(Stored items)
□ □ □ □ □ □ □

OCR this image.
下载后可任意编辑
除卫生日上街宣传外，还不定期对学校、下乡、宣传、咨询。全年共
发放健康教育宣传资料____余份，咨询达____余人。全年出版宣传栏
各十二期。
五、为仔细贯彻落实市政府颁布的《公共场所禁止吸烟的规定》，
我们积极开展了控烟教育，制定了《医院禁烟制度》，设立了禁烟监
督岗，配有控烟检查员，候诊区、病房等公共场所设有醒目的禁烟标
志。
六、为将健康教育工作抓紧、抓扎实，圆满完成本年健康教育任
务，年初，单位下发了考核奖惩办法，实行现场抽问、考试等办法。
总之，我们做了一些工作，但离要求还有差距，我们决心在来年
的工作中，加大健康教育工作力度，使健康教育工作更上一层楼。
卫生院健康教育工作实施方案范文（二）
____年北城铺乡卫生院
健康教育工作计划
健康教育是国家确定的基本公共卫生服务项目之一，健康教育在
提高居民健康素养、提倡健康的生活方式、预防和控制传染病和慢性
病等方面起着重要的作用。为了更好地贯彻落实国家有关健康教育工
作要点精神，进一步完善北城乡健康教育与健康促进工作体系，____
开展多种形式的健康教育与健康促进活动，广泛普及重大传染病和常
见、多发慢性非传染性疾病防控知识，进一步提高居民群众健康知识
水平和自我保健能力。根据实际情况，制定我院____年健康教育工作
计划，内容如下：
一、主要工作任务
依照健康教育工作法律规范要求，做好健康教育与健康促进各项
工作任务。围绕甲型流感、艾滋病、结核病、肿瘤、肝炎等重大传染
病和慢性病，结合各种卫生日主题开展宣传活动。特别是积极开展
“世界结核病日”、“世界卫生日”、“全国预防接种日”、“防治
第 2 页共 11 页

□ □ □ □ □ □ □

_OBJECTIVE_
Using the data above, print every record exactly as shown.

_WRITTEN ANSWER_
OCR this image.
下载后可任意编辑
除卫生日上街宣传外，还不定期对学校、下乡、宣传、咨询。全年共
发放健康教育宣传资料____余份，咨询达____余人。全年出版宣传栏
各十二期。
五、为仔细贯彻落实市政府颁布的《公共场所禁止吸烟的规定》，
我们积极开展了控烟教育，制定了《医院禁烟制度》，设立了禁烟监
督岗，配有控烟检查员，候诊区、病房等公共场所设有醒目的禁烟标
志。
六、为将健康教育工作抓紧、抓扎实，圆满完成本年健康教育任
务，年初，单位下发了考核奖惩办法，实行现场抽问、考试等办法。
总之，我们做了一些工作，但离要求还有差距，我们决心在来年
的工作中，加大健康教育工作力度，使健康教育工作更上一层楼。
卫生院健康教育工作实施方案范文（二）
____年北城铺乡卫生院
健康教育工作计划
健康教育是国家确定的基本公共卫生服务项目之一，健康教育在
提高居民健康素养、提倡健康的生活方式、预防和控制传染病和慢性
病等方面起着重要的作用。为了更好地贯彻落实国家有关健康教育工
作要点精神，进一步完善北城乡健康教育与健康促进工作体系，____
开展多种形式的健康教育与健康促进活动，广泛普及重大传染病和常
见、多发慢性非传染性疾病防控知识，进一步提高居民群众健康知识
水平和自我保健能力。根据实际情况，制定我院____年健康教育工作
计划，内容如下：
一、主要工作任务
依照健康教育工作法律规范要求，做好健康教育与健康促进各项
工作任务。围绕甲型流感、艾滋病、结核病、肿瘤、肝炎等重大传染
病和慢性病，结合各种卫生日主题开展宣传活动。特别是积极开展
“世界结核病日”、“世界卫生日”、“全国预防接种日”、“防治
第 2 页共 11 页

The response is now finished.